→ **EXERCISE MATERIALS**
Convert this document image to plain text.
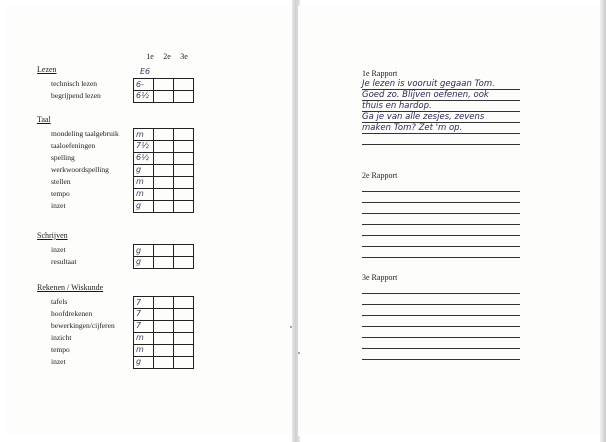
1e	2e	3e
Lezen	E6
technisch lezen	6-
begrijpend lezen	6½
Taal
mondeling taalgebruik	m
taaloefeningen	7½
spelling	6½
werkwoordspelling	g
stellen	m
tempo	m
inzet	g
Schrijven
inzet	g
resultaat	g
Rekenen / Wiskunde
tafels	7
hoofdrekenen	7
bewerkingen/cijferen	7
inzicht	m
tempo	m
inzet	g
1e Rapport
Je lezen is vooruit gegaan Tom.
Goed zo. Blijven oefenen, ook
thuis en hardop.
Ga je van alle zesjes, zevens
maken Tom? Zet 'm op.
2e Rapport
3e Rapport
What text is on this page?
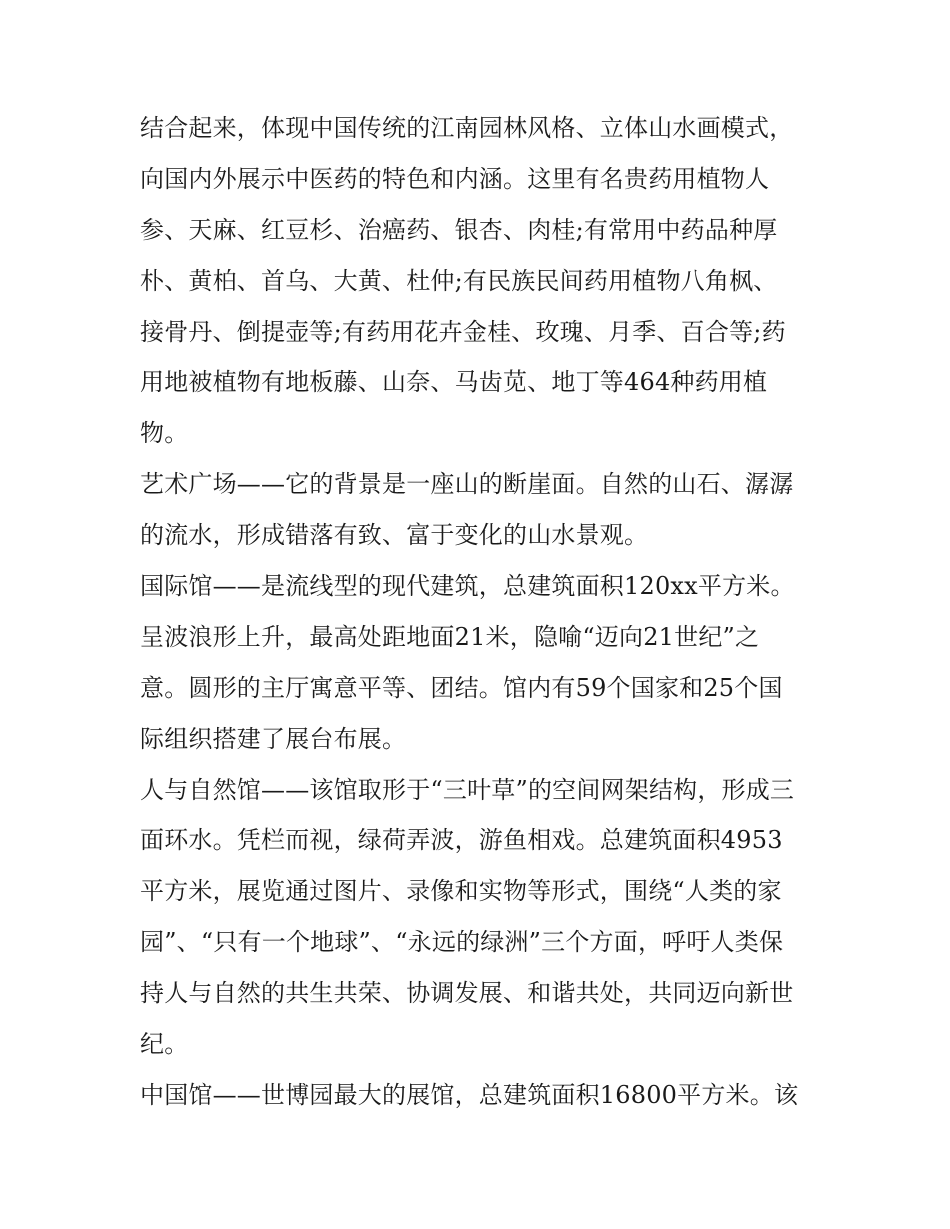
结合起来，体现中国传统的江南园林风格、立体山水画模式，
向国内外展示中医药的特色和内涵。这里有名贵药用植物人
参、天麻、红豆杉、治癌药、银杏、肉桂;有常用中药品种厚
朴、黄柏、首乌、大黄、杜仲;有民族民间药用植物八角枫、
接骨丹、倒提壶等;有药用花卉金桂、玫瑰、月季、百合等;药
用地被植物有地板藤、山奈、马齿苋、地丁等464种药用植
物。

艺术广场——它的背景是一座山的断崖面。自然的山石、潺潺
的流水，形成错落有致、富于变化的山水景观。

国际馆——是流线型的现代建筑，总建筑面积120xx平方米。
呈波浪形上升，最高处距地面21米，隐喻“迈向21世纪”之
意。圆形的主厅寓意平等、团结。馆内有59个国家和25个国
际组织搭建了展台布展。

人与自然馆——该馆取形于“三叶草”的空间网架结构，形成三
面环水。凭栏而视，绿荷弄波，游鱼相戏。总建筑面积4953
平方米，展览通过图片、录像和实物等形式，围绕“人类的家
园”、“只有一个地球”、“永远的绿洲”三个方面，呼吁人类保
持人与自然的共生共荣、协调发展、和谐共处，共同迈向新世
纪。

中国馆——世博园最大的展馆，总建筑面积16800平方米。该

→ **DIRECTIONS**
In the entries above, identify each line that includes the string "this", then copy it.

→ **FINISHED TASK**
Convert this document image to plain text.
What text is on this page?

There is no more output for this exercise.